(Collected data entries)
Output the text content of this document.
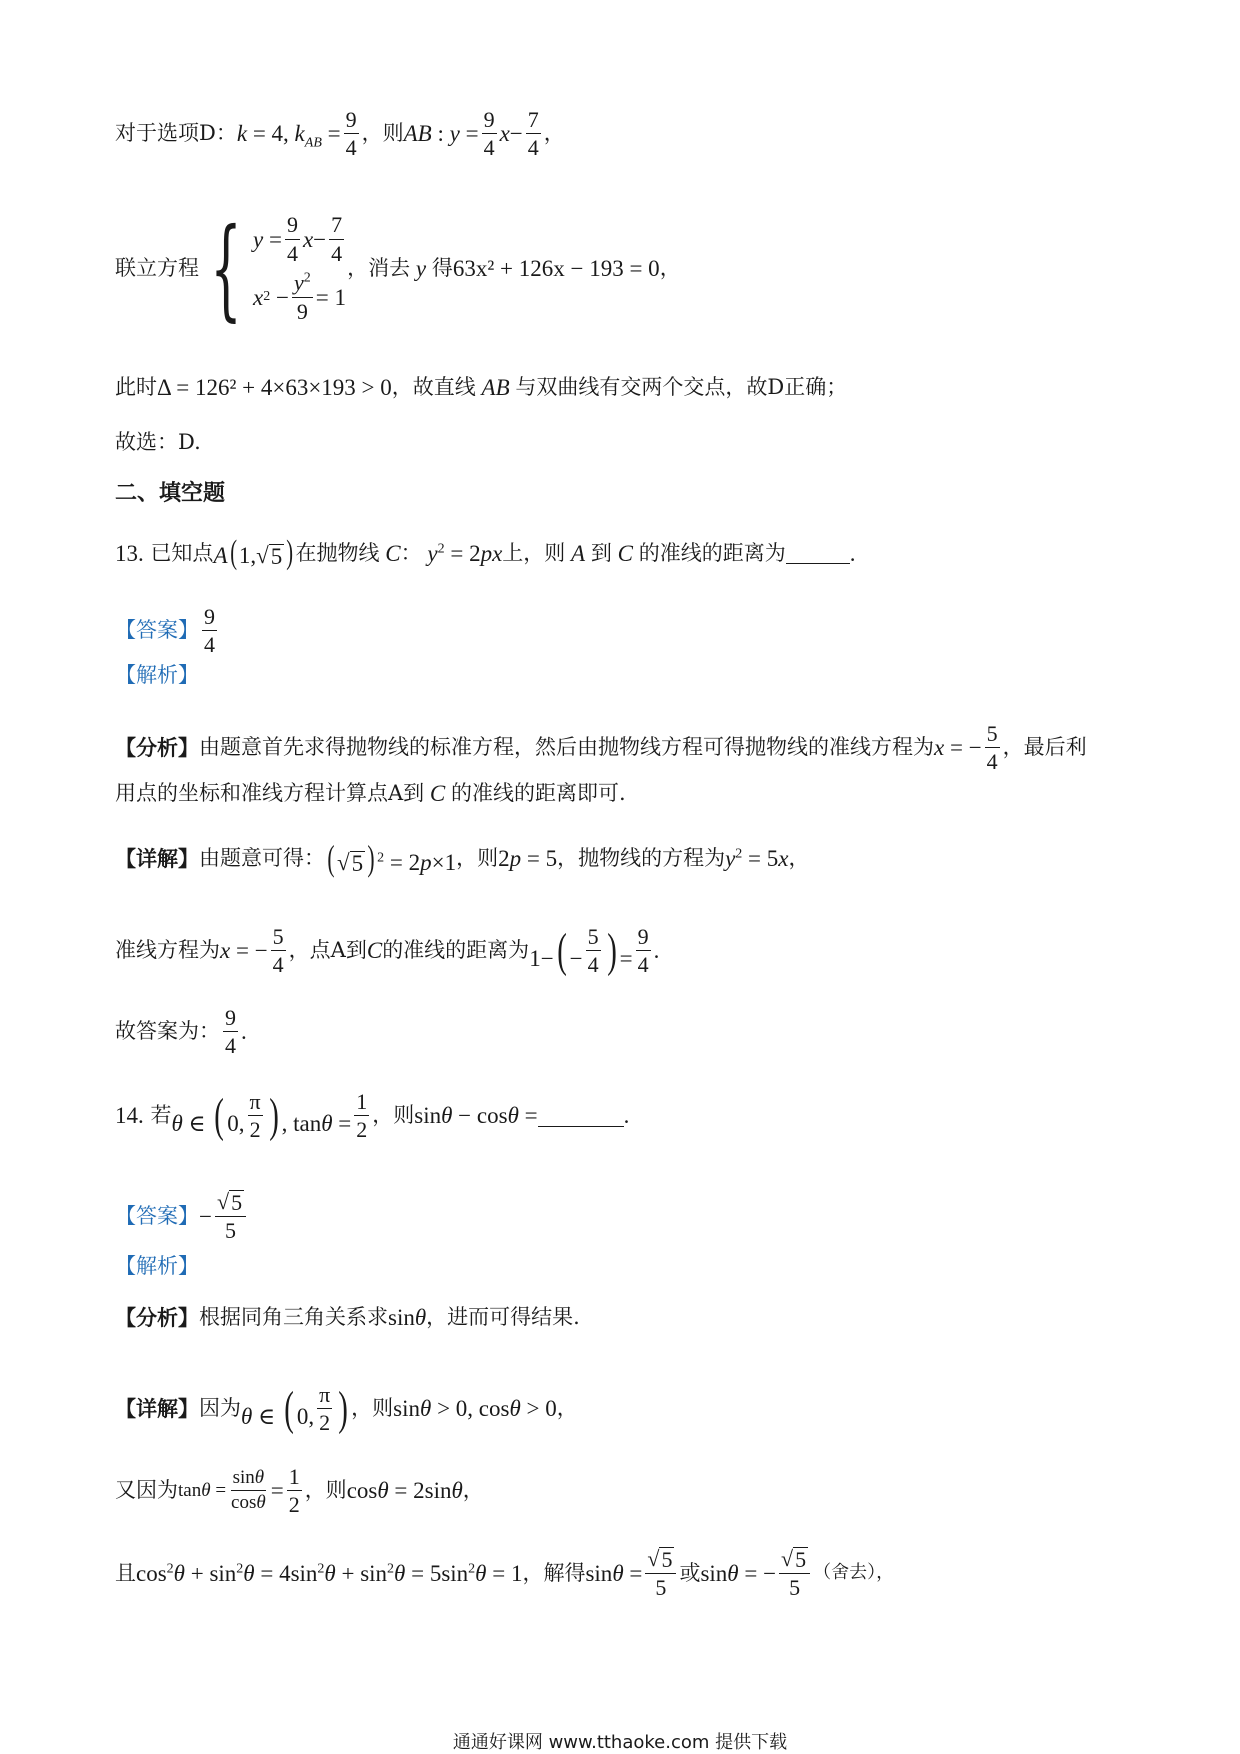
对于选项D： k = 4, $k_{AB} = \frac{9}{4}$ ，则 AB : $y = \frac{9}{4}$ $x - \frac{7}{4}$ ，
联立方程 { $y = \frac{9}{4}$ $x - \frac{7}{4}$
x $2 - \frac{y^2}{9} = 1$
，消去 y 得 63x² + 126x − 193 = 0 ，
此时 Δ = 126² + 4×63×193 > 0 ，故直线 AB 与双曲线有交两个交点，故D正确；
故选：D.
二、填空题
13.
已知点 A(1, √ 5 ) 在抛物线 C ： $y^2 = 2px$ 上，则 A 到 C 的准线的距离为
	.
【答案】 $\frac{9}{4}$
【解析】
【分析】 由题意首先求得抛物线的标准方程，然后由抛物线方程可得抛物线的准线方程为 x = − $\frac{5}{4}$ ，最后利
用点的坐标和准线方程计算点A到 C 的准线的距离即可.
【详解】 由题意可得： ( √ 5 ) $^2$ = 2p×1 ，则 2p = 5 ，抛物线的方程为 $y^2 = 5x$ ，
准线方程为 x = − $\frac{5}{4}$ ，点A到 C 的准线的距离为 $1-( - \frac{5}{4}$ ) = $\frac{9}{4}$ .
故答案为： $\frac{9}{4}$ .
14.
若 θ ∈ ( 0, $\frac{\pi}{2}$ ) , $\tan\theta = \frac{1}{2}$ ，则 sinθ − cosθ =
	.
【答案】 − $\frac{√ 5}{5}$
【解析】
【分析】 根据同角三角关系求 sinθ ，进而可得结果.
【详解】 因为 θ ∈ ( 0, $\frac{\pi}{2}$ ) ，则 sinθ > 0, cosθ > 0 ，
又因为 $\tan\theta = \frac{\sin\theta}{\cos\theta} = \frac{1}{2}$ ，则 cosθ = 2sinθ ，
且 $\cos^2\theta + \sin^2\theta = 4\sin^2\theta + \sin^2\theta = 5\sin^2\theta = 1$ ，解得 $\sin\theta = \frac{√ 5}{5}$ 或 sinθ = − $\frac{√ 5}{5}$ （舍去），
通通好课网 www.tthaoke.com 提供下载
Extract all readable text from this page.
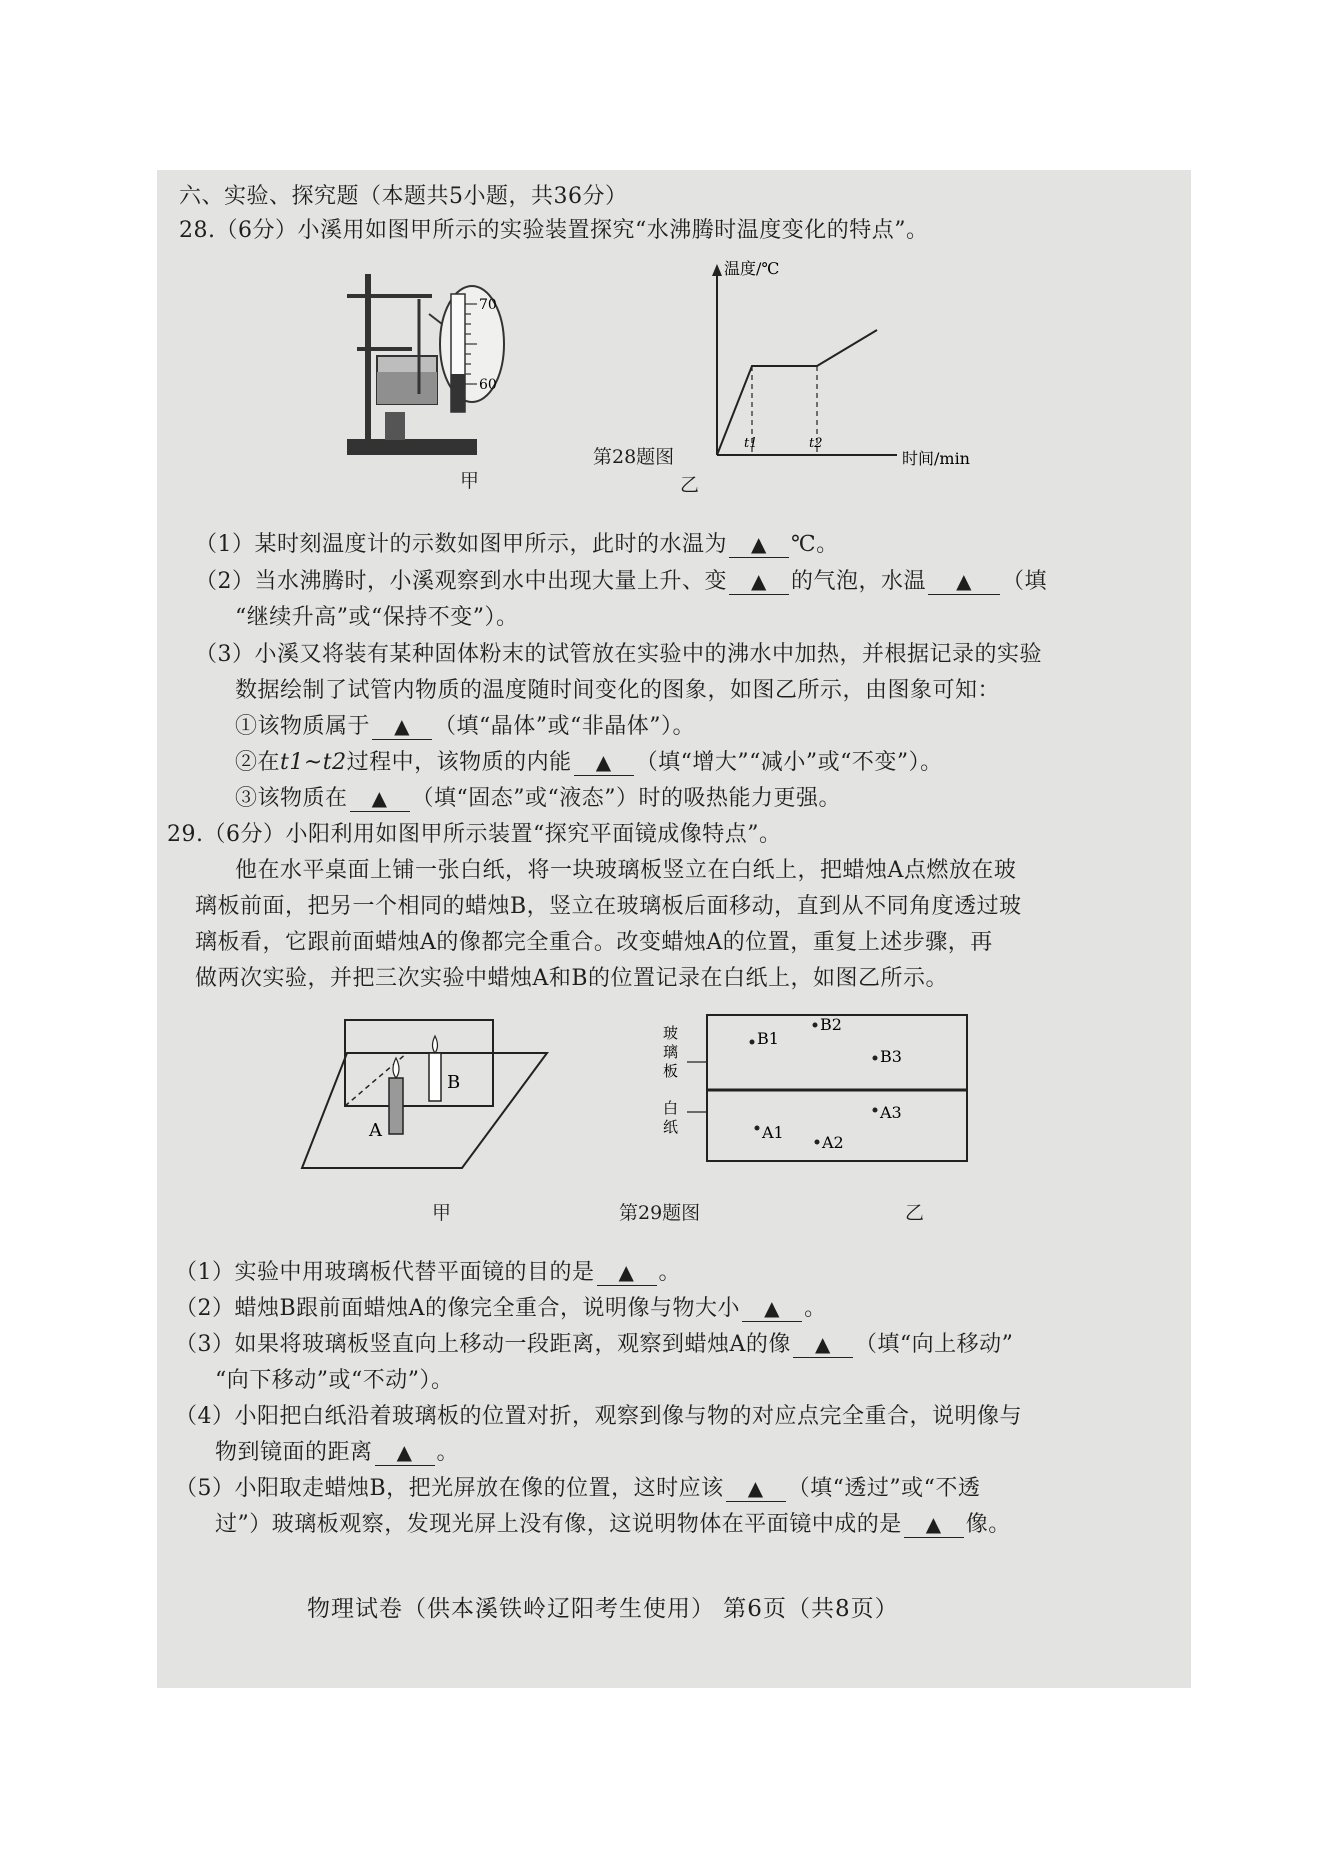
六、实验、探究题（本题共5小题，共36分）
28.（6分）小溪用如图甲所示的实验装置探究“水沸腾时温度变化的特点”。
70
60
甲
温度/℃
时间/min
t1	t2
乙
第28题图
（1）某时刻温度计的示数如图甲所示，此时的水温为 ▲ ℃。
（2）当水沸腾时，小溪观察到水中出现大量上升、变 ▲ 的气泡，水温 ▲ （填
“继续升高”或“保持不变”）。
（3）小溪又将装有某种固体粉末的试管放在实验中的沸水中加热，并根据记录的实验
数据绘制了试管内物质的温度随时间变化的图象，如图乙所示，由图象可知：
①该物质属于 ▲ （填“晶体”或“非晶体”）。
②在t1~t2过程中，该物质的内能 ▲ （填“增大”“减小”或“不变”）。
③该物质在 ▲ （填“固态”或“液态”）时的吸热能力更强。
29.（6分）小阳利用如图甲所示装置“探究平面镜成像特点”。
他在水平桌面上铺一张白纸，将一块玻璃板竖立在白纸上，把蜡烛A点燃放在玻
璃板前面，把另一个相同的蜡烛B，竖立在玻璃板后面移动，直到从不同角度透过玻
璃板看，它跟前面蜡烛A的像都完全重合。改变蜡烛A的位置，重复上述步骤，再
做两次实验，并把三次实验中蜡烛A和B的位置记录在白纸上，如图乙所示。
B
A
甲	第29题图
玻
璃
板
白
纸
B1
B2
B3
A1
A2
A3
乙
（1）实验中用玻璃板代替平面镜的目的是 ▲ 。
（2）蜡烛B跟前面蜡烛A的像完全重合，说明像与物大小 ▲ 。
（3）如果将玻璃板竖直向上移动一段距离，观察到蜡烛A的像 ▲ （填“向上移动”
“向下移动”或“不动”）。
（4）小阳把白纸沿着玻璃板的位置对折，观察到像与物的对应点完全重合，说明像与
物到镜面的距离 ▲ 。
（5）小阳取走蜡烛B，把光屏放在像的位置，这时应该 ▲ （填“透过”或“不透
过”）玻璃板观察，发现光屏上没有像，这说明物体在平面镜中成的是 ▲ 像。
物理试卷（供本溪铁岭辽阳考生使用） 第6页（共8页）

What is being asked
Copy the listing word for word, excluding its pictures.

Answer in full
Output the text content of this document.
对于选项D： k = 4, $k_{AB} = \frac{9}{4}$ ，则 AB : $y = \frac{9}{4}$ $x - \frac{7}{4}$ ，
联立方程 { $y = \frac{9}{4}$ $x - \frac{7}{4}$
x $2 - \frac{y^2}{9} = 1$
，消去 y 得 63x² + 126x − 193 = 0 ，
此时 Δ = 126² + 4×63×193 > 0 ，故直线 AB 与双曲线有交两个交点，故D正确；
故选：D.
二、填空题
13.
已知点 A(1, √ 5 ) 在抛物线 C ： $y^2 = 2px$ 上，则 A 到 C 的准线的距离为
	.
【答案】 $\frac{9}{4}$
【解析】
【分析】 由题意首先求得抛物线的标准方程，然后由抛物线方程可得抛物线的准线方程为 x = − $\frac{5}{4}$ ，最后利
用点的坐标和准线方程计算点A到 C 的准线的距离即可.
【详解】 由题意可得： ( √ 5 ) $^2$ = 2p×1 ，则 2p = 5 ，抛物线的方程为 $y^2 = 5x$ ，
准线方程为 x = − $\frac{5}{4}$ ，点A到 C 的准线的距离为 $1-( - \frac{5}{4}$ ) = $\frac{9}{4}$ .
故答案为： $\frac{9}{4}$ .
14.
若 θ ∈ ( 0, $\frac{\pi}{2}$ ) , $\tan\theta = \frac{1}{2}$ ，则 sinθ − cosθ =
	.
【答案】 − $\frac{√ 5}{5}$
【解析】
【分析】 根据同角三角关系求 sinθ ，进而可得结果.
【详解】 因为 θ ∈ ( 0, $\frac{\pi}{2}$ ) ，则 sinθ > 0, cosθ > 0 ，
又因为 $\tan\theta = \frac{\sin\theta}{\cos\theta} = \frac{1}{2}$ ，则 cosθ = 2sinθ ，
且 $\cos^2\theta + \sin^2\theta = 4\sin^2\theta + \sin^2\theta = 5\sin^2\theta = 1$ ，解得 $\sin\theta = \frac{√ 5}{5}$ 或 sinθ = − $\frac{√ 5}{5}$ （舍去），
通通好课网 www.tthaoke.com 提供下载
Extract all readable text from this page.
六、实验、探究题（本题共5小题，共36分）
28.（6分）小溪用如图甲所示的实验装置探究“水沸腾时温度变化的特点”。
70
60
甲
温度/℃
时间/min
t1	t2
乙
第28题图
（1）某时刻温度计的示数如图甲所示，此时的水温为 ▲ ℃。
（2）当水沸腾时，小溪观察到水中出现大量上升、变 ▲ 的气泡，水温 ▲ （填
“继续升高”或“保持不变”）。
（3）小溪又将装有某种固体粉末的试管放在实验中的沸水中加热，并根据记录的实验
数据绘制了试管内物质的温度随时间变化的图象，如图乙所示，由图象可知：
①该物质属于 ▲ （填“晶体”或“非晶体”）。
②在t1~t2过程中，该物质的内能 ▲ （填“增大”“减小”或“不变”）。
③该物质在 ▲ （填“固态”或“液态”）时的吸热能力更强。
29.（6分）小阳利用如图甲所示装置“探究平面镜成像特点”。
他在水平桌面上铺一张白纸，将一块玻璃板竖立在白纸上，把蜡烛A点燃放在玻
璃板前面，把另一个相同的蜡烛B，竖立在玻璃板后面移动，直到从不同角度透过玻
璃板看，它跟前面蜡烛A的像都完全重合。改变蜡烛A的位置，重复上述步骤，再
做两次实验，并把三次实验中蜡烛A和B的位置记录在白纸上，如图乙所示。
B
A
甲	第29题图
玻
璃
板
白
纸
B1
B2
B3
A1
A2
A3
乙
（1）实验中用玻璃板代替平面镜的目的是 ▲ 。
（2）蜡烛B跟前面蜡烛A的像完全重合，说明像与物大小 ▲ 。
（3）如果将玻璃板竖直向上移动一段距离，观察到蜡烛A的像 ▲ （填“向上移动”
“向下移动”或“不动”）。
（4）小阳把白纸沿着玻璃板的位置对折，观察到像与物的对应点完全重合，说明像与
物到镜面的距离 ▲ 。
（5）小阳取走蜡烛B，把光屏放在像的位置，这时应该 ▲ （填“透过”或“不透
过”）玻璃板观察，发现光屏上没有像，这说明物体在平面镜中成的是 ▲ 像。
物理试卷（供本溪铁岭辽阳考生使用） 第6页（共8页）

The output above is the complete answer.